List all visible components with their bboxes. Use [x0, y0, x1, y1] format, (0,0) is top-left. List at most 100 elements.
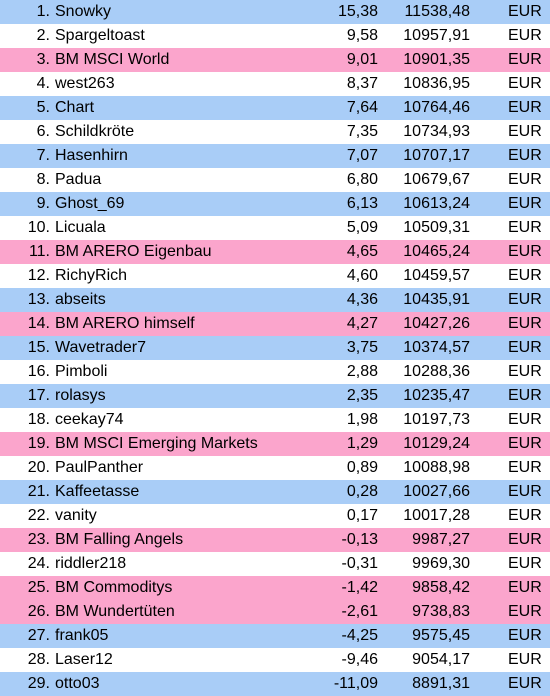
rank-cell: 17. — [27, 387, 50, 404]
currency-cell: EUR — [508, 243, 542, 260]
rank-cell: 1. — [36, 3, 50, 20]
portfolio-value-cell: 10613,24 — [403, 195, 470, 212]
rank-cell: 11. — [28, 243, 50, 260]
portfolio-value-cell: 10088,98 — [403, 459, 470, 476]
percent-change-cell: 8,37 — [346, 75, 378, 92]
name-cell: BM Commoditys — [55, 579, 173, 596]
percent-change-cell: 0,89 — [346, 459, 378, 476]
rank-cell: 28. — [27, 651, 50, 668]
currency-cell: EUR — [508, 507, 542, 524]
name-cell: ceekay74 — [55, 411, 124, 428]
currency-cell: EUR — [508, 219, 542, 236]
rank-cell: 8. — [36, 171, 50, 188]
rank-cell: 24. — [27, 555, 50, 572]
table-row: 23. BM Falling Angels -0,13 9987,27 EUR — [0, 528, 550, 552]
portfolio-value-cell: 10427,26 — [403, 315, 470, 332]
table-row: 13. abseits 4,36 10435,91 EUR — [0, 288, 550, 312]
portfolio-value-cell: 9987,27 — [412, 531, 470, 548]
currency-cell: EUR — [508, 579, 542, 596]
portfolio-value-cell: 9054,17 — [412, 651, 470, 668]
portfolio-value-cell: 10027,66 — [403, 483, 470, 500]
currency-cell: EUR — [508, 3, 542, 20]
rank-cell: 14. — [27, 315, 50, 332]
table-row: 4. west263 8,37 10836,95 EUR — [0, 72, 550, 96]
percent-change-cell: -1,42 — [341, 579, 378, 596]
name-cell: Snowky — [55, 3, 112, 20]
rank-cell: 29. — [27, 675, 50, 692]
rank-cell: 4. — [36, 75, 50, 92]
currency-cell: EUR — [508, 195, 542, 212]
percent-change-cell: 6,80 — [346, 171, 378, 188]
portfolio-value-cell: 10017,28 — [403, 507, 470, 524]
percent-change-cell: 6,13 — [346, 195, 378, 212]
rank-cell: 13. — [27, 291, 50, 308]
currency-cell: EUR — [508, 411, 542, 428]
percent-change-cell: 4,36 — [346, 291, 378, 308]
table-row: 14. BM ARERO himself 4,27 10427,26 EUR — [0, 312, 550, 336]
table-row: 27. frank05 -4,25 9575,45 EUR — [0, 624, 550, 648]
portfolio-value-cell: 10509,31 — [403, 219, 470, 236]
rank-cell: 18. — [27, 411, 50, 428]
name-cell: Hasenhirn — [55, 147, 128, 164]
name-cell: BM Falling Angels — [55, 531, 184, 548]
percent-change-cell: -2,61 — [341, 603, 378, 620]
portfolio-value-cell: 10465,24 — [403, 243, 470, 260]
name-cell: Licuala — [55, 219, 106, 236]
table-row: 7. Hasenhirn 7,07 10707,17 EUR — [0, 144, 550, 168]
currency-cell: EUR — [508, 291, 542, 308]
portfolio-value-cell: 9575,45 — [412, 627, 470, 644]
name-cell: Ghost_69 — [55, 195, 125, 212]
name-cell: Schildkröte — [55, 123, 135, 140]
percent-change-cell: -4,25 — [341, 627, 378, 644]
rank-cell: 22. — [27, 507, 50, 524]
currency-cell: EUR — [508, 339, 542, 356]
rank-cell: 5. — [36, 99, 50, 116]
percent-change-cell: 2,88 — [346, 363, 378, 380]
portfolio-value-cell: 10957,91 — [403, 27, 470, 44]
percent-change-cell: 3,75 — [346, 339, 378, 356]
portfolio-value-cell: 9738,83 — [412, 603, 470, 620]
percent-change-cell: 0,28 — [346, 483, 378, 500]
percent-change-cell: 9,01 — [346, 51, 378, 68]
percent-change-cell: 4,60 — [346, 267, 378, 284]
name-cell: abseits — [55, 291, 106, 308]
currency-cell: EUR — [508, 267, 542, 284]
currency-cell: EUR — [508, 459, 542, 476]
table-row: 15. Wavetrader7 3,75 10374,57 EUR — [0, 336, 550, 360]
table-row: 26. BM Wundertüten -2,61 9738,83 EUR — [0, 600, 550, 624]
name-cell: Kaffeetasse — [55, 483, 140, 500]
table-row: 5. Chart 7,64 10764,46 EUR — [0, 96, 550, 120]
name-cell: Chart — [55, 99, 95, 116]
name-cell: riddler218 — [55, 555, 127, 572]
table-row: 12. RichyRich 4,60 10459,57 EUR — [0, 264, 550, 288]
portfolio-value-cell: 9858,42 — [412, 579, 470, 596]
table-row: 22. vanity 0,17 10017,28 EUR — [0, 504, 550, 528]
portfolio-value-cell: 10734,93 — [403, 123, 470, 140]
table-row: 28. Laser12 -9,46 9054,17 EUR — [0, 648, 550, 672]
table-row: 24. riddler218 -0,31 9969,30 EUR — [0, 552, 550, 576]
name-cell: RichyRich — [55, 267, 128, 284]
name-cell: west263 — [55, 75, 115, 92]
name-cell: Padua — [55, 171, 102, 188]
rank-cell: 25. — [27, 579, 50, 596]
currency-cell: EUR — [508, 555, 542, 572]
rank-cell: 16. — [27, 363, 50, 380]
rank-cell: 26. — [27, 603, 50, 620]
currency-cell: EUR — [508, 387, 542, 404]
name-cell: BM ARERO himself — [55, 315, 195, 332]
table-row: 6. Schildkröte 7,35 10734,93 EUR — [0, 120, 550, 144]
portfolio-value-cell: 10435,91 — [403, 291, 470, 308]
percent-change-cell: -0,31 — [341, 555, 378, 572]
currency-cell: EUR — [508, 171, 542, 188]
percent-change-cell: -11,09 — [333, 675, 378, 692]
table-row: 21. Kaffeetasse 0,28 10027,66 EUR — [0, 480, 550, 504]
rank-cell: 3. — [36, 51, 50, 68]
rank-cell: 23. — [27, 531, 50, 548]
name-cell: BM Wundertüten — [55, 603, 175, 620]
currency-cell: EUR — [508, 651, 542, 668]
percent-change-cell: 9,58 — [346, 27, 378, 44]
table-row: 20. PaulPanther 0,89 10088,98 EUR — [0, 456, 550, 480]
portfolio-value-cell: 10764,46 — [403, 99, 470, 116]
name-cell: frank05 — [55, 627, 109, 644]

-------------------------

→ **YOUR GOAL**: Locate the lines in the listing above that contain the word "Wundertüten" and copy each one.

→ **SOLUTION BELOW**:
table-row: 26. BM Wundertüten -2,61 9738,83 EUR — [0, 600, 550, 624]
name-cell: BM Wundertüten — [55, 603, 175, 620]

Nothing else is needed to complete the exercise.